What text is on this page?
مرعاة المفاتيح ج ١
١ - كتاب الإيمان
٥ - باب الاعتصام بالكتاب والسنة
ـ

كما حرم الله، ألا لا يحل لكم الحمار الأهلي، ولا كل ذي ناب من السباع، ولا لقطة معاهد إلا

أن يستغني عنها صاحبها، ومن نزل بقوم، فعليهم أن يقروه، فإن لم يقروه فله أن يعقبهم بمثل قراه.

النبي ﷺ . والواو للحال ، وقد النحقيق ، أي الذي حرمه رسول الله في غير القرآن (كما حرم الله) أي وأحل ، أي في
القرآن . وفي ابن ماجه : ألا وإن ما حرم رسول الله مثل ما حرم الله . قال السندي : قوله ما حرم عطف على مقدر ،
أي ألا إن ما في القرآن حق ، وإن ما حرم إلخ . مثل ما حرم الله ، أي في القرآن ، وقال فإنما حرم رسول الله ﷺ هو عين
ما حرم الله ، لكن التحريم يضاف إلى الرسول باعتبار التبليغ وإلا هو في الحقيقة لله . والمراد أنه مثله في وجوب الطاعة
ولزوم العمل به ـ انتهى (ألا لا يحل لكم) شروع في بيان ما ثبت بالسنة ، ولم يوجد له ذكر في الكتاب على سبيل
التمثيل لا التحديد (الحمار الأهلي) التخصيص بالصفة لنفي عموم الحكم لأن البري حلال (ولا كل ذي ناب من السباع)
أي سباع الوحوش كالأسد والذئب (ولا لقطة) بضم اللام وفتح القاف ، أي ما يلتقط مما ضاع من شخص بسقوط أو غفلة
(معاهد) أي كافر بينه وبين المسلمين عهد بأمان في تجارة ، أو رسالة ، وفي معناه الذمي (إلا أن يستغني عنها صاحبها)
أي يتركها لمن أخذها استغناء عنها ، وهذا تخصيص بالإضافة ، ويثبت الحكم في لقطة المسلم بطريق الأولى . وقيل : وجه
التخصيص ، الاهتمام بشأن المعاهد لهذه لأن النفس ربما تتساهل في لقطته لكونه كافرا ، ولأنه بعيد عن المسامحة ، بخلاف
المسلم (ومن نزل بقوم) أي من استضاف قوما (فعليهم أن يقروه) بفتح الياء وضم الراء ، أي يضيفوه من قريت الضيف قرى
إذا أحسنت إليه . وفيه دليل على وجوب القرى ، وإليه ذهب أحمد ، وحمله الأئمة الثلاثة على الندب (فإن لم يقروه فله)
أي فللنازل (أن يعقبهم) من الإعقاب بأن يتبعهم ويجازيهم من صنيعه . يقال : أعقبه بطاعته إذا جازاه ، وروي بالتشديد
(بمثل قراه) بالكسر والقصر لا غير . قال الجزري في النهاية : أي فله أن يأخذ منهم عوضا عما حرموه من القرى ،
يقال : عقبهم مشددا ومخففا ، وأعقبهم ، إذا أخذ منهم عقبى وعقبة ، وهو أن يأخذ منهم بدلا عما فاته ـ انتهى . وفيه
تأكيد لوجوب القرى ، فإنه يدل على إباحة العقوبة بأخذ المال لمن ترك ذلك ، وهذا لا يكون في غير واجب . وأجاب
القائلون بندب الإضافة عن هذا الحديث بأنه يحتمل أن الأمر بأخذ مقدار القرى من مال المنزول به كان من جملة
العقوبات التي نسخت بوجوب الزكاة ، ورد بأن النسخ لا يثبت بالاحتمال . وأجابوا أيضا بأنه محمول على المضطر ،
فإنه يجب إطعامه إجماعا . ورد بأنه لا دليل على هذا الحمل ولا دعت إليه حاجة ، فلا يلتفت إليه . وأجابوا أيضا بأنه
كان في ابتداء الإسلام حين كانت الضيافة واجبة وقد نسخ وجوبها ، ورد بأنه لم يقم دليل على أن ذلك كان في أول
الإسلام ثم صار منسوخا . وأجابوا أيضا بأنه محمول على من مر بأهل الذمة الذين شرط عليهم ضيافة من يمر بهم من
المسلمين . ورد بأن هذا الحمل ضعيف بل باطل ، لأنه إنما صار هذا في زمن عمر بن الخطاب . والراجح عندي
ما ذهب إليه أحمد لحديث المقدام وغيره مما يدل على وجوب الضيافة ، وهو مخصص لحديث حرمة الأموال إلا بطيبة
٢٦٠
• • • •
● **Task directions**:
Write the listing out again, exactly as it reads.

● **Result**:
What text is on this page?
مرعاة المفاتيح ج ١
١ - كتاب الإيمان
٥ - باب الاعتصام بالكتاب والسنة
ـ

كما حرم الله، ألا لا يحل لكم الحمار الأهلي، ولا كل ذي ناب من السباع، ولا لقطة معاهد إلا

أن يستغني عنها صاحبها، ومن نزل بقوم، فعليهم أن يقروه، فإن لم يقروه فله أن يعقبهم بمثل قراه.

النبي ﷺ . والواو للحال ، وقد النحقيق ، أي الذي حرمه رسول الله في غير القرآن (كما حرم الله) أي وأحل ، أي في
القرآن . وفي ابن ماجه : ألا وإن ما حرم رسول الله مثل ما حرم الله . قال السندي : قوله ما حرم عطف على مقدر ،
أي ألا إن ما في القرآن حق ، وإن ما حرم إلخ . مثل ما حرم الله ، أي في القرآن ، وقال فإنما حرم رسول الله ﷺ هو عين
ما حرم الله ، لكن التحريم يضاف إلى الرسول باعتبار التبليغ وإلا هو في الحقيقة لله . والمراد أنه مثله في وجوب الطاعة
ولزوم العمل به ـ انتهى (ألا لا يحل لكم) شروع في بيان ما ثبت بالسنة ، ولم يوجد له ذكر في الكتاب على سبيل
التمثيل لا التحديد (الحمار الأهلي) التخصيص بالصفة لنفي عموم الحكم لأن البري حلال (ولا كل ذي ناب من السباع)
أي سباع الوحوش كالأسد والذئب (ولا لقطة) بضم اللام وفتح القاف ، أي ما يلتقط مما ضاع من شخص بسقوط أو غفلة
(معاهد) أي كافر بينه وبين المسلمين عهد بأمان في تجارة ، أو رسالة ، وفي معناه الذمي (إلا أن يستغني عنها صاحبها)
أي يتركها لمن أخذها استغناء عنها ، وهذا تخصيص بالإضافة ، ويثبت الحكم في لقطة المسلم بطريق الأولى . وقيل : وجه
التخصيص ، الاهتمام بشأن المعاهد لهذه لأن النفس ربما تتساهل في لقطته لكونه كافرا ، ولأنه بعيد عن المسامحة ، بخلاف
المسلم (ومن نزل بقوم) أي من استضاف قوما (فعليهم أن يقروه) بفتح الياء وضم الراء ، أي يضيفوه من قريت الضيف قرى
إذا أحسنت إليه . وفيه دليل على وجوب القرى ، وإليه ذهب أحمد ، وحمله الأئمة الثلاثة على الندب (فإن لم يقروه فله)
أي فللنازل (أن يعقبهم) من الإعقاب بأن يتبعهم ويجازيهم من صنيعه . يقال : أعقبه بطاعته إذا جازاه ، وروي بالتشديد
(بمثل قراه) بالكسر والقصر لا غير . قال الجزري في النهاية : أي فله أن يأخذ منهم عوضا عما حرموه من القرى ،
يقال : عقبهم مشددا ومخففا ، وأعقبهم ، إذا أخذ منهم عقبى وعقبة ، وهو أن يأخذ منهم بدلا عما فاته ـ انتهى . وفيه
تأكيد لوجوب القرى ، فإنه يدل على إباحة العقوبة بأخذ المال لمن ترك ذلك ، وهذا لا يكون في غير واجب . وأجاب
القائلون بندب الإضافة عن هذا الحديث بأنه يحتمل أن الأمر بأخذ مقدار القرى من مال المنزول به كان من جملة
العقوبات التي نسخت بوجوب الزكاة ، ورد بأن النسخ لا يثبت بالاحتمال . وأجابوا أيضا بأنه محمول على المضطر ،
فإنه يجب إطعامه إجماعا . ورد بأنه لا دليل على هذا الحمل ولا دعت إليه حاجة ، فلا يلتفت إليه . وأجابوا أيضا بأنه
كان في ابتداء الإسلام حين كانت الضيافة واجبة وقد نسخ وجوبها ، ورد بأنه لم يقم دليل على أن ذلك كان في أول
الإسلام ثم صار منسوخا . وأجابوا أيضا بأنه محمول على من مر بأهل الذمة الذين شرط عليهم ضيافة من يمر بهم من
المسلمين . ورد بأن هذا الحمل ضعيف بل باطل ، لأنه إنما صار هذا في زمن عمر بن الخطاب . والراجح عندي
ما ذهب إليه أحمد لحديث المقدام وغيره مما يدل على وجوب الضيافة ، وهو مخصص لحديث حرمة الأموال إلا بطيبة
٢٦٠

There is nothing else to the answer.